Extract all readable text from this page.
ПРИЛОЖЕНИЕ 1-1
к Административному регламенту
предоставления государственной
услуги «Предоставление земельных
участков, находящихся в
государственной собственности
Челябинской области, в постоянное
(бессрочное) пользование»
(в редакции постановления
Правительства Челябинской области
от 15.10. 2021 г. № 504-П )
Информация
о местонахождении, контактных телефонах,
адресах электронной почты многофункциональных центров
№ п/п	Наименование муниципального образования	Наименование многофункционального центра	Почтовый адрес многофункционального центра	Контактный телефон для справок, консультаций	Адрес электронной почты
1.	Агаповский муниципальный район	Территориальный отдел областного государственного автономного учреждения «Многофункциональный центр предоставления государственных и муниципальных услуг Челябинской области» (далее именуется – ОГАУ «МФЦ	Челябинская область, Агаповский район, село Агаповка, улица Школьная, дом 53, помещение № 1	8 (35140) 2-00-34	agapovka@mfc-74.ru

Task to carry out: Copy every line above that holds the word "электронной".

Task result:
адресах электронной почты многофункциональных центров
№ п/п	Наименование муниципального образования	Наименование многофункционального центра	Почтовый адрес многофункционального центра	Контактный телефон для справок, консультаций	Адрес электронной почты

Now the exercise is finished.